***** PROVIDED RECORDS *****

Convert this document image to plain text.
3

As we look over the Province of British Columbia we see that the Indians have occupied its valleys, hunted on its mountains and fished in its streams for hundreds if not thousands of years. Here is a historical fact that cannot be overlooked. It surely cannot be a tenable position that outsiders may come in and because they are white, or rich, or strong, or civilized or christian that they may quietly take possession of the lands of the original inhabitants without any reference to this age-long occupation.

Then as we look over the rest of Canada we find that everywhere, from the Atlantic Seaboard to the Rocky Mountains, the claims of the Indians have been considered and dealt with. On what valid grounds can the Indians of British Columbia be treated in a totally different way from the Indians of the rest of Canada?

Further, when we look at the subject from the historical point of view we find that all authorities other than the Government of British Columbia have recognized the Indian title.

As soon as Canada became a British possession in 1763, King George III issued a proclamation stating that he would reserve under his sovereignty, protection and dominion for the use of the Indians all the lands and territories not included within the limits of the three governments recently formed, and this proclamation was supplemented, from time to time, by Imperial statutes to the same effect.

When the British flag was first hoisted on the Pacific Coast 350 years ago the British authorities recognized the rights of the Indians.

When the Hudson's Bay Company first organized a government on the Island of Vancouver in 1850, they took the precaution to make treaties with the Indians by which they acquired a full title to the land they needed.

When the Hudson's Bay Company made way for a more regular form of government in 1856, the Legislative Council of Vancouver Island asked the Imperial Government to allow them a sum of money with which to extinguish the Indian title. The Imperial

*****

§ WHAT THE TASK REQUIRES
Output all of the material, please, exactly as it stands.

§ OUTPUT BELOW
Convert this document image to plain text.
3

As we look over the Province of British Columbia we see that the Indians have occupied its valleys, hunted on its mountains and fished in its streams for hundreds if not thousands of years. Here is a historical fact that cannot be overlooked. It surely cannot be a tenable position that outsiders may come in and because they are white, or rich, or strong, or civilized or christian that they may quietly take possession of the lands of the original inhabitants without any reference to this age-long occupation.

Then as we look over the rest of Canada we find that everywhere, from the Atlantic Seaboard to the Rocky Mountains, the claims of the Indians have been considered and dealt with. On what valid grounds can the Indians of British Columbia be treated in a totally different way from the Indians of the rest of Canada?

Further, when we look at the subject from the historical point of view we find that all authorities other than the Government of British Columbia have recognized the Indian title.

As soon as Canada became a British possession in 1763, King George III issued a proclamation stating that he would reserve under his sovereignty, protection and dominion for the use of the Indians all the lands and territories not included within the limits of the three governments recently formed, and this proclamation was supplemented, from time to time, by Imperial statutes to the same effect.

When the British flag was first hoisted on the Pacific Coast 350 years ago the British authorities recognized the rights of the Indians.

When the Hudson's Bay Company first organized a government on the Island of Vancouver in 1850, they took the precaution to make treaties with the Indians by which they acquired a full title to the land they needed.

When the Hudson's Bay Company made way for a more regular form of government in 1856, the Legislative Council of Vancouver Island asked the Imperial Government to allow them a sum of money with which to extinguish the Indian title. The Imperial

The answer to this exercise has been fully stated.